Dataset items:
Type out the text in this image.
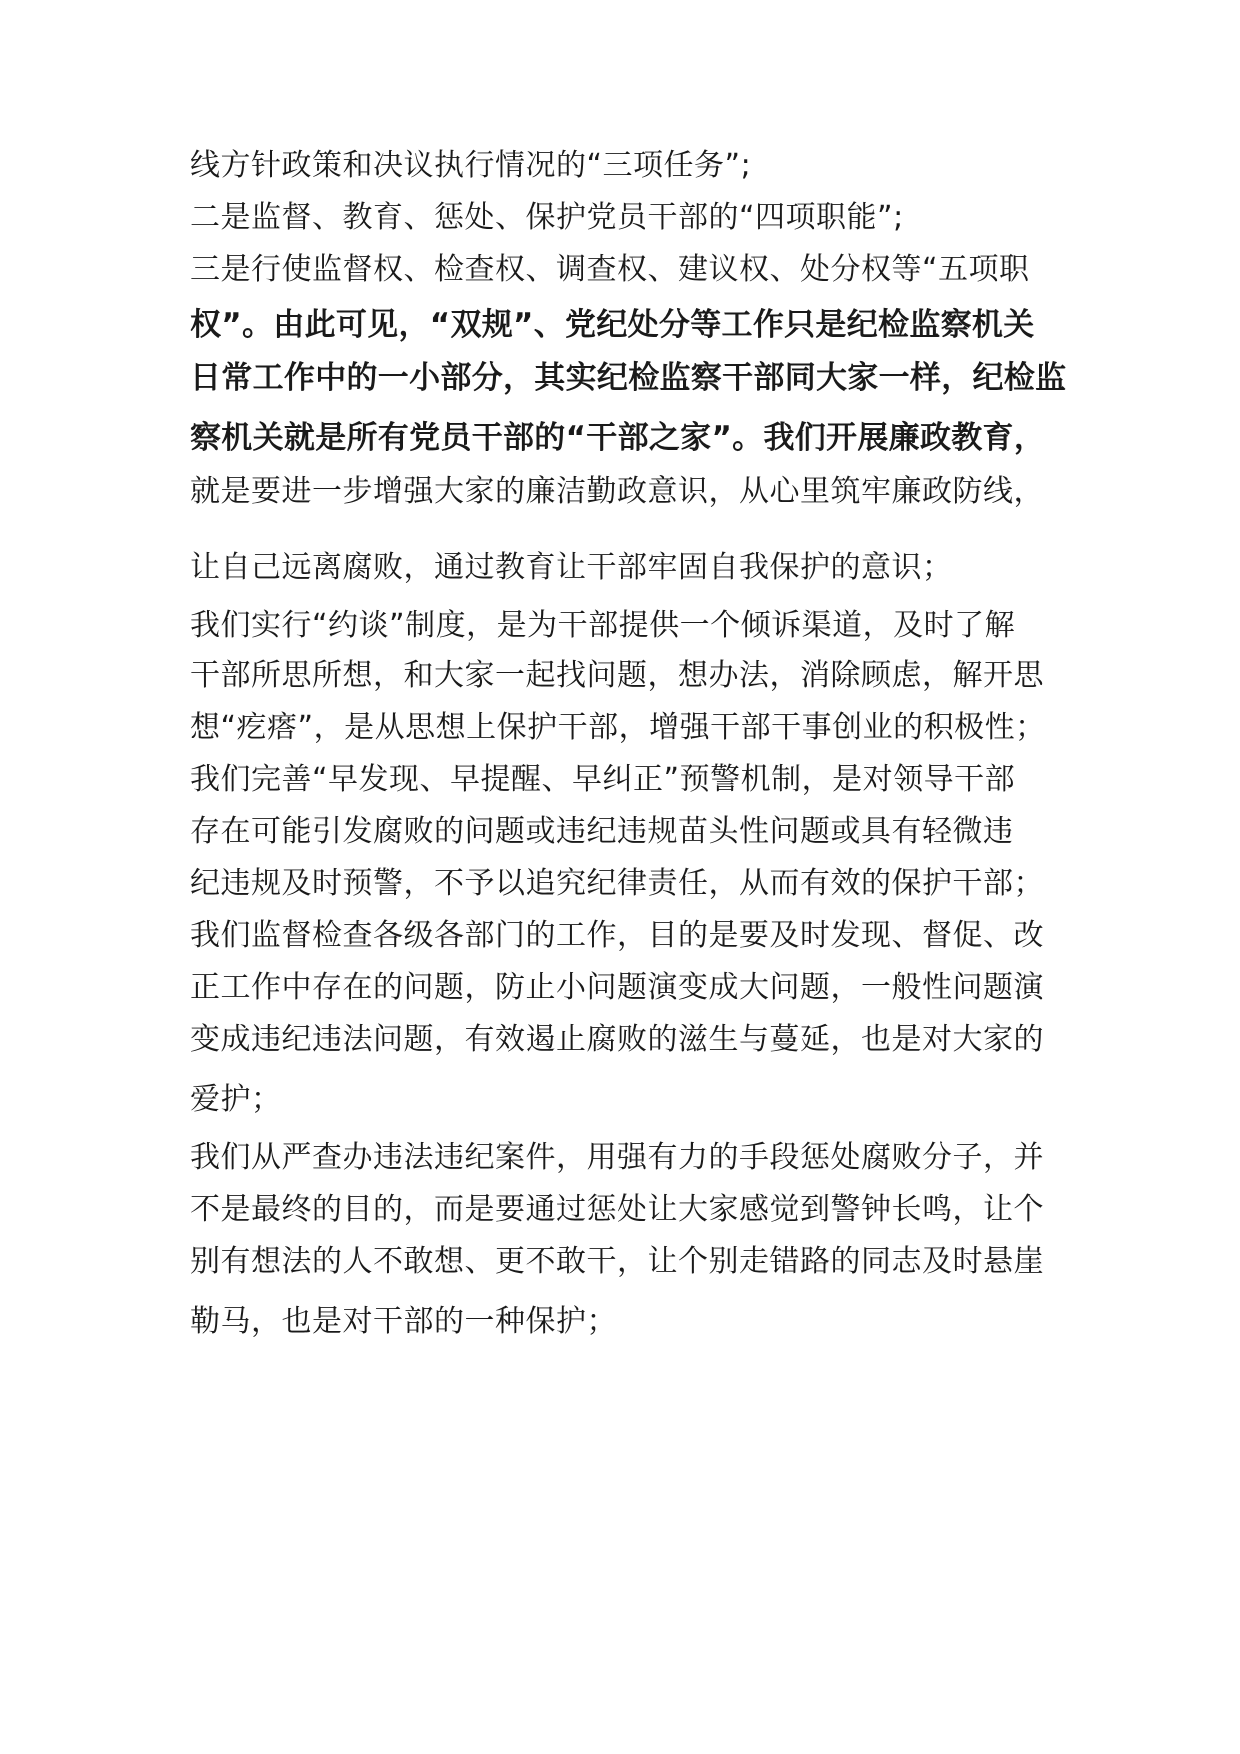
线方针政策和决议执行情况的“三项任务”;
二是监督、教育、惩处、保护党员干部的“四项职能”;
三是行使监督权、检查权、调查权、建议权、处分权等“五项职
权”。由此可见，“双规”、党纪处分等工作只是纪检监察机关
日常工作中的一小部分，其实纪检监察干部同大家一样，纪检监
察机关就是所有党员干部的“干部之家”。我们开展廉政教育，
就是要进一步增强大家的廉洁勤政意识，从心里筑牢廉政防线，
让自己远离腐败，通过教育让干部牢固自我保护的意识；
我们实行“约谈”制度，是为干部提供一个倾诉渠道，及时了解
干部所思所想，和大家一起找问题，想办法，消除顾虑，解开思
想“疙瘩”，是从思想上保护干部，增强干部干事创业的积极性；
我们完善“早发现、早提醒、早纠正”预警机制，是对领导干部
存在可能引发腐败的问题或违纪违规苗头性问题或具有轻微违
纪违规及时预警，不予以追究纪律责任，从而有效的保护干部；
我们监督检查各级各部门的工作，目的是要及时发现、督促、改
正工作中存在的问题，防止小问题演变成大问题，一般性问题演
变成违纪违法问题，有效遏止腐败的滋生与蔓延，也是对大家的
爱护；
我们从严查办违法违纪案件，用强有力的手段惩处腐败分子，并
不是最终的目的，而是要通过惩处让大家感觉到警钟长鸣，让个
别有想法的人不敢想、更不敢干，让个别走错路的同志及时悬崖
勒马，也是对干部的一种保护；
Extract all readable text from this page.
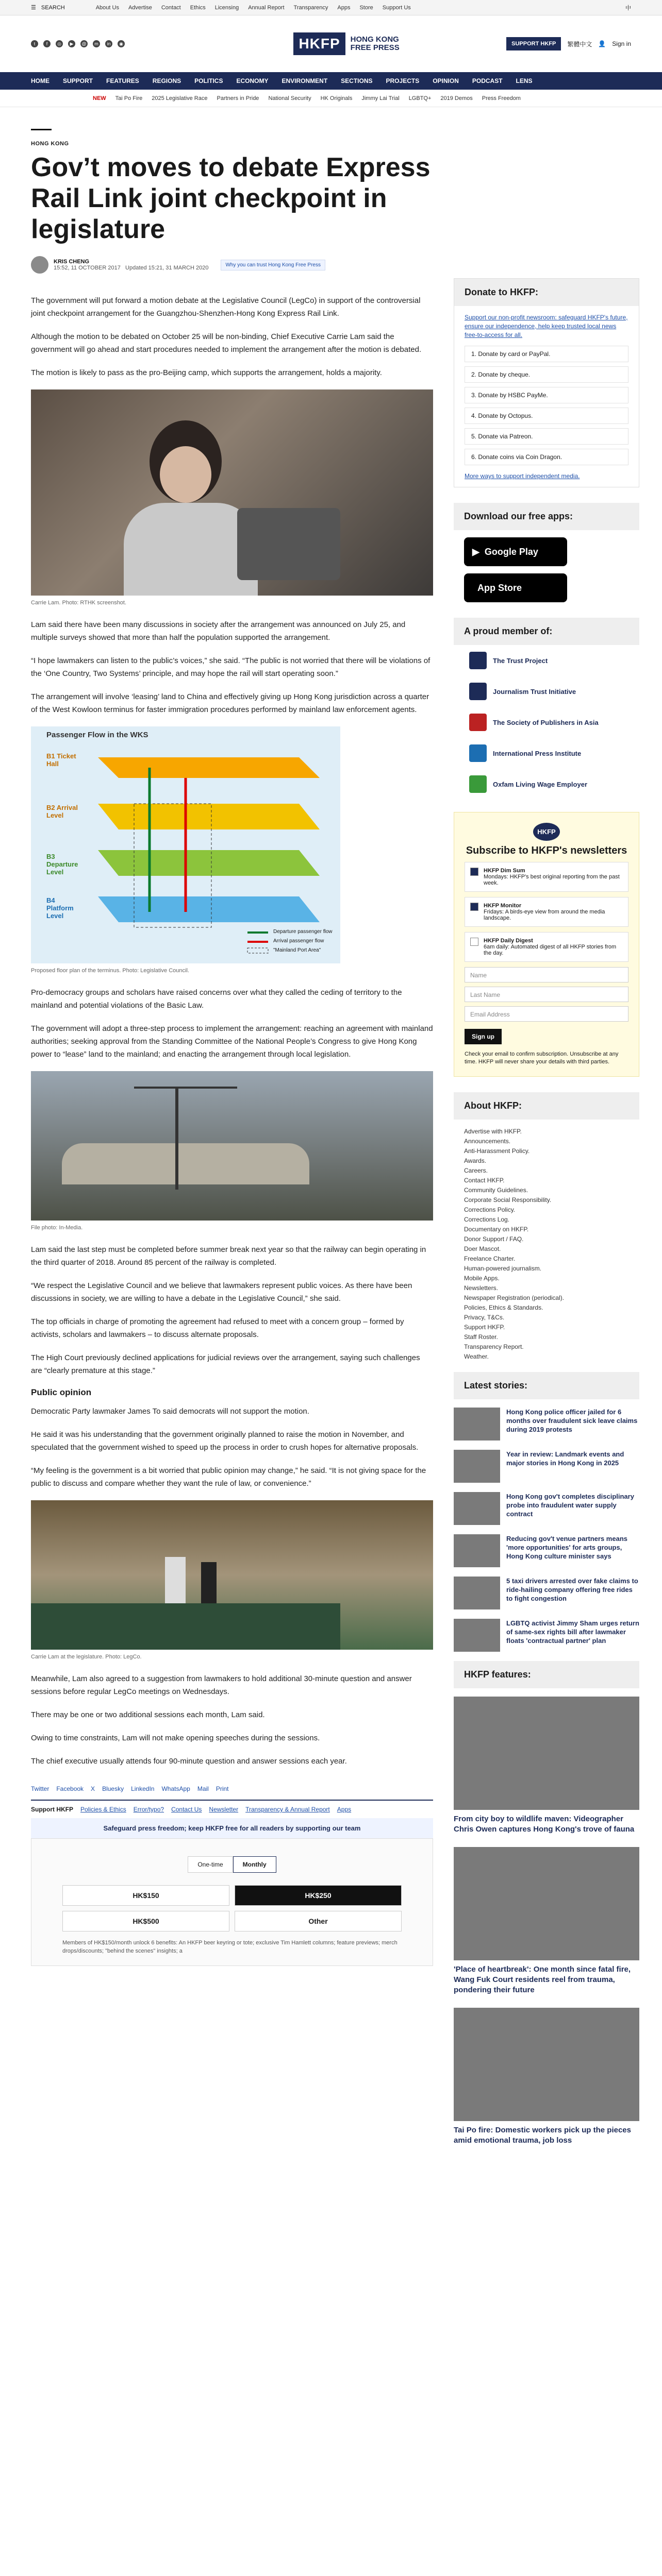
☰ SEARCH	About Us Advertise Contact Ethics Licensing Annual Report Transparency Apps Store Support Us	中
t	f	◎	▶	@	m	in	◉	HKFP	HONG KONG
FREE PRESS	SUPPORT HKFP	繁體中文 👤 Sign in
HOME SUPPORT FEATURES REGIONS POLITICS ECONOMY ENVIRONMENT SECTIONS PROJECTS OPINION PODCAST LENS
NEW Tai Po Fire 2025 Legislative Race Partners in Pride National Security HK Originals Jimmy Lai Trial LGBTQ+ 2019 Demos Press Freedom
HONG KONG
Gov’t moves to debate Express Rail Link joint checkpoint in legislature
KRIS CHENG
15:52, 11 OCTOBER 2017 Updated 15:21, 31 MARCH 2020	Why you can trust Hong Kong Free Press

The government will put forward a motion debate at the Legislative Council (LegCo) in support of the controversial joint checkpoint arrangement for the Guangzhou-Shenzhen-Hong Kong Express Rail Link.

Although the motion to be debated on October 25 will be non-binding, Chief Executive Carrie Lam said the government will go ahead and start procedures needed to implement the arrangement after the motion is debated.

The motion is likely to pass as the pro-Beijing camp, which supports the arrangement, holds a majority.

Carrie Lam. Photo: RTHK screenshot.

Lam said there have been many discussions in society after the arrangement was announced on July 25, and multiple surveys showed that more than half the population supported the arrangement.

“I hope lawmakers can listen to the public’s voices,” she said. “The public is not worried that there will be violations of the ‘One Country, Two Systems’ principle, and may hope the rail will start operating soon.”

The arrangement will involve ‘leasing’ land to China and effectively giving up Hong Kong jurisdiction across a quarter of the West Kowloon terminus for faster immigration procedures performed by mainland law enforcement agents.

Passenger Flow in the WKS
B1 Ticket Hall
B2 Arrival Level
B3 Departure Level
B4 Platform Level
Departure passenger flow
Arrival passenger flow
"Mainland Port Area"
Proposed floor plan of the terminus. Photo: Legislative Council.

Pro-democracy groups and scholars have raised concerns over what they called the ceding of territory to the mainland and potential violations of the Basic Law.

The government will adopt a three-step process to implement the arrangement: reaching an agreement with mainland authorities; seeking approval from the Standing Committee of the National People’s Congress to give Hong Kong power to “lease” land to the mainland; and enacting the arrangement through local legislation.

File photo: In-Media.

Lam said the last step must be completed before summer break next year so that the railway can begin operating in the third quarter of 2018. Around 85 percent of the railway is completed.

“We respect the Legislative Council and we believe that lawmakers represent public voices. As there have been discussions in society, we are willing to have a debate in the Legislative Council,” she said.

The top officials in charge of promoting the agreement had refused to meet with a concern group – formed by activists, scholars and lawmakers – to discuss alternate proposals.

The High Court previously declined applications for judicial reviews over the arrangement, saying such challenges are “clearly premature at this stage.”

Public opinion

Democratic Party lawmaker James To said democrats will not support the motion.

He said it was his understanding that the government originally planned to raise the motion in November, and speculated that the government wished to speed up the process in order to crush hopes for alternative proposals.

“My feeling is the government is a bit worried that public opinion may change,” he said. “It is not giving space for the public to discuss and compare whether they want the rule of law, or convenience.”

Carrie Lam at the legislature. Photo: LegCo.

Meanwhile, Lam also agreed to a suggestion from lawmakers to hold additional 30-minute question and answer sessions before regular LegCo meetings on Wednesdays.

There may be one or two additional sessions each month, Lam said.

Owing to time constraints, Lam will not make opening speeches during the sessions.

The chief executive usually attends four 90-minute question and answer sessions each year.

Twitter Facebook X Bluesky LinkedIn WhatsApp Mail Print
Support HKFP Policies & Ethics Error/typo? Contact Us Newsletter Transparency & Annual Report Apps
Safeguard press freedom; keep HKFP free for all readers by supporting our team
One-time	Monthly
HK$150	HK$250
HK$500	Other
Members of HK$150/month unlock 6 benefits: An HKFP beer keyring or tote; exclusive Tim Hamlett columns; feature previews; merch drops/discounts; "behind the scenes" insights; a
Donate to HKFP:
Support our non-profit newsroom: safeguard HKFP's future, ensure our independence, help keep trusted local news free-to-access for all.
1. Donate by card or PayPal.
2. Donate by cheque.
3. Donate by HSBC PayMe.
4. Donate by Octopus.
5. Donate via Patreon.
6. Donate coins via Coin Dragon.
More ways to support independent media.
Download our free apps:
▶ Google Play
App Store
A proud member of:
The Trust Project
Journalism Trust Initiative
The Society of Publishers in Asia
International Press Institute
Oxfam Living Wage Employer
HKFP
Subscribe to HKFP's newsletters
HKFP Dim Sum
Mondays: HKFP's best original reporting from the past week.
HKFP Monitor
Fridays: A birds-eye view from around the media landscape.
HKFP Daily Digest
6am daily: Automated digest of all HKFP stories from the day.
Name
Last Name
Email Address
Sign up
Check your email to confirm subscription. Unsubscribe at any time. HKFP will never share your details with third parties.
About HKFP:
Advertise with HKFP.
Announcements.
Anti-Harassment Policy.
Awards.
Careers.
Contact HKFP.
Community Guidelines.
Corporate Social Responsibility.
Corrections Policy.
Corrections Log.
Documentary on HKFP.
Donor Support / FAQ.
Doer Mascot.
Freelance Charter.
Human-powered journalism.
Mobile Apps.
Newsletters.
Newspaper Registration (periodical).
Policies, Ethics & Standards.
Privacy, T&Cs.
Support HKFP.
Staff Roster.
Transparency Report.
Weather.
Latest stories:
Hong Kong police officer jailed for 6 months over fraudulent sick leave claims during 2019 protests
Year in review: Landmark events and major stories in Hong Kong in 2025
Hong Kong gov't completes disciplinary probe into fraudulent water supply contract
Reducing gov't venue partners means 'more opportunities' for arts groups, Hong Kong culture minister says
5 taxi drivers arrested over fake claims to ride-hailing company offering free rides to fight congestion
LGBTQ activist Jimmy Sham urges return of same-sex rights bill after lawmaker floats 'contractual partner' plan
HKFP features:
From city boy to wildlife maven: Videographer Chris Owen captures Hong Kong's trove of fauna
'Place of heartbreak': One month since fatal fire, Wang Fuk Court residents reel from trauma, pondering their future
Tai Po fire: Domestic workers pick up the pieces amid emotional trauma, job loss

# TASK PROMPT
Locate the word "future" in the records above, and return each line that has it.

# RESULT FOR THIS EXERCISE
Support our non-profit newsroom: safeguard HKFP's future, ensure our independence, help keep trusted local news free-to-access for all.
'Place of heartbreak': One month since fatal fire, Wang Fuk Court residents reel from trauma, pondering their future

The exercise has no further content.